The entries below should be transcribed in their entirety, exactly as written.
** BEGIN Excerpted data **
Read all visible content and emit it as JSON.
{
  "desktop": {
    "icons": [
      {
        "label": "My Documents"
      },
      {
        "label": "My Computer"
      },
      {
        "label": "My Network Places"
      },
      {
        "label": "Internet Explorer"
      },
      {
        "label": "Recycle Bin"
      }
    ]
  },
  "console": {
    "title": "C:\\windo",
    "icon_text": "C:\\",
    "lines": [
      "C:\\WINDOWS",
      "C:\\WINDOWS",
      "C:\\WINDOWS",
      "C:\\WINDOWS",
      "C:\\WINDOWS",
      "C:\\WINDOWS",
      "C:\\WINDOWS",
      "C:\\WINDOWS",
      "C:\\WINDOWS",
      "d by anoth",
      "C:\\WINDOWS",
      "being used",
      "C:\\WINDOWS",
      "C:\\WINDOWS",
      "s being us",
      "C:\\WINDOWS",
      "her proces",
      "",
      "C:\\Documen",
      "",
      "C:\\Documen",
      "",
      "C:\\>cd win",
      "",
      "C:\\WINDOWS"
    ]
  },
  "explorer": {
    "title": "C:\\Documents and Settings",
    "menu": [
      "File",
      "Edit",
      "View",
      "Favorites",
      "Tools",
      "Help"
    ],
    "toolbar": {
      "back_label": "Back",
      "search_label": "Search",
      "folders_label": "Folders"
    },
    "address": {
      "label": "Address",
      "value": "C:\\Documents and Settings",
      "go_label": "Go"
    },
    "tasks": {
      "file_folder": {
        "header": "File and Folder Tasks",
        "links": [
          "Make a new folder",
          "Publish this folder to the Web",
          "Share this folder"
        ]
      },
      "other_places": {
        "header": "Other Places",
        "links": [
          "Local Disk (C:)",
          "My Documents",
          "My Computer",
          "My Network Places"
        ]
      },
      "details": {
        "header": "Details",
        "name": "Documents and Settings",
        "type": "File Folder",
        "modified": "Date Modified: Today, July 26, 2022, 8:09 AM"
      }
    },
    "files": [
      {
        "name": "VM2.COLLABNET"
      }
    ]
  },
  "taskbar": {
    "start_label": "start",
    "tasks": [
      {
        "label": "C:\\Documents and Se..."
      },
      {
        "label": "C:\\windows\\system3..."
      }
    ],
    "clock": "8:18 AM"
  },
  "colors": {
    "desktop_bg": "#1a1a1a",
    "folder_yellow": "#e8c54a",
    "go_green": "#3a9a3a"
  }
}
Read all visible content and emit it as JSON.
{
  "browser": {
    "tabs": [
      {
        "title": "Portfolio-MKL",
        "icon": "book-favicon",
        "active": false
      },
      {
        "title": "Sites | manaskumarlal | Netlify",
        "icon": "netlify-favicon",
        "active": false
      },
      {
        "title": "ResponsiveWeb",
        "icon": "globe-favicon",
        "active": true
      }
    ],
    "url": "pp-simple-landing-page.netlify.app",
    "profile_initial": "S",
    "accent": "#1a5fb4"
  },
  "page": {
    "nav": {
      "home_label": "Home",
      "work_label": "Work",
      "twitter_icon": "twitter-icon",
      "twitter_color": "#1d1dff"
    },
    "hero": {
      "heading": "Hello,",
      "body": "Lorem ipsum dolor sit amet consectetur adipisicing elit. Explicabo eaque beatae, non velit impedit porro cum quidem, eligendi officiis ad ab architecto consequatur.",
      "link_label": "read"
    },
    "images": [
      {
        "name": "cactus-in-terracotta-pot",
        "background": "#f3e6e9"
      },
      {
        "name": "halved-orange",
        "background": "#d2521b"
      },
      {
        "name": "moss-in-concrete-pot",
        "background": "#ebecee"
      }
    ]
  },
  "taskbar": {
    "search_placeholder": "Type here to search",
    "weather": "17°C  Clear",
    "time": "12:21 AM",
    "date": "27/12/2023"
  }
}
** END Excerpted data **
_Complete response_:
Read all visible content and emit it as JSON.
{
  "desktop": {
    "icons": [
      {
        "label": "My Documents"
      },
      {
        "label": "My Computer"
      },
      {
        "label": "My Network Places"
      },
      {
        "label": "Internet Explorer"
      },
      {
        "label": "Recycle Bin"
      }
    ]
  },
  "console": {
    "title": "C:\\windo",
    "icon_text": "C:\\",
    "lines": [
      "C:\\WINDOWS",
      "C:\\WINDOWS",
      "C:\\WINDOWS",
      "C:\\WINDOWS",
      "C:\\WINDOWS",
      "C:\\WINDOWS",
      "C:\\WINDOWS",
      "C:\\WINDOWS",
      "C:\\WINDOWS",
      "d by anoth",
      "C:\\WINDOWS",
      "being used",
      "C:\\WINDOWS",
      "C:\\WINDOWS",
      "s being us",
      "C:\\WINDOWS",
      "her proces",
      "",
      "C:\\Documen",
      "",
      "C:\\Documen",
      "",
      "C:\\>cd win",
      "",
      "C:\\WINDOWS"
    ]
  },
  "explorer": {
    "title": "C:\\Documents and Settings",
    "menu": [
      "File",
      "Edit",
      "View",
      "Favorites",
      "Tools",
      "Help"
    ],
    "toolbar": {
      "back_label": "Back",
      "search_label": "Search",
      "folders_label": "Folders"
    },
    "address": {
      "label": "Address",
      "value": "C:\\Documents and Settings",
      "go_label": "Go"
    },
    "tasks": {
      "file_folder": {
        "header": "File and Folder Tasks",
        "links": [
          "Make a new folder",
          "Publish this folder to the Web",
          "Share this folder"
        ]
      },
      "other_places": {
        "header": "Other Places",
        "links": [
          "Local Disk (C:)",
          "My Documents",
          "My Computer",
          "My Network Places"
        ]
      },
      "details": {
        "header": "Details",
        "name": "Documents and Settings",
        "type": "File Folder",
        "modified": "Date Modified: Today, July 26, 2022, 8:09 AM"
      }
    },
    "files": [
      {
        "name": "VM2.COLLABNET"
      }
    ]
  },
  "taskbar": {
    "start_label": "start",
    "tasks": [
      {
        "label": "C:\\Documents and Se..."
      },
      {
        "label": "C:\\windows\\system3..."
      }
    ],
    "clock": "8:18 AM"
  },
  "colors": {
    "desktop_bg": "#1a1a1a",
    "folder_yellow": "#e8c54a",
    "go_green": "#3a9a3a"
  }
}
Read all visible content and emit it as JSON.
{
  "browser": {
    "tabs": [
      {
        "title": "Portfolio-MKL",
        "icon": "book-favicon",
        "active": false
      },
      {
        "title": "Sites | manaskumarlal | Netlify",
        "icon": "netlify-favicon",
        "active": false
      },
      {
        "title": "ResponsiveWeb",
        "icon": "globe-favicon",
        "active": true
      }
    ],
    "url": "pp-simple-landing-page.netlify.app",
    "profile_initial": "S",
    "accent": "#1a5fb4"
  },
  "page": {
    "nav": {
      "home_label": "Home",
      "work_label": "Work",
      "twitter_icon": "twitter-icon",
      "twitter_color": "#1d1dff"
    },
    "hero": {
      "heading": "Hello,",
      "body": "Lorem ipsum dolor sit amet consectetur adipisicing elit. Explicabo eaque beatae, non velit impedit porro cum quidem, eligendi officiis ad ab architecto consequatur.",
      "link_label": "read"
    },
    "images": [
      {
        "name": "cactus-in-terracotta-pot",
        "background": "#f3e6e9"
      },
      {
        "name": "halved-orange",
        "background": "#d2521b"
      },
      {
        "name": "moss-in-concrete-pot",
        "background": "#ebecee"
      }
    ]
  },
  "taskbar": {
    "search_placeholder": "Type here to search",
    "weather": "17°C  Clear",
    "time": "12:21 AM",
    "date": "27/12/2023"
  }
}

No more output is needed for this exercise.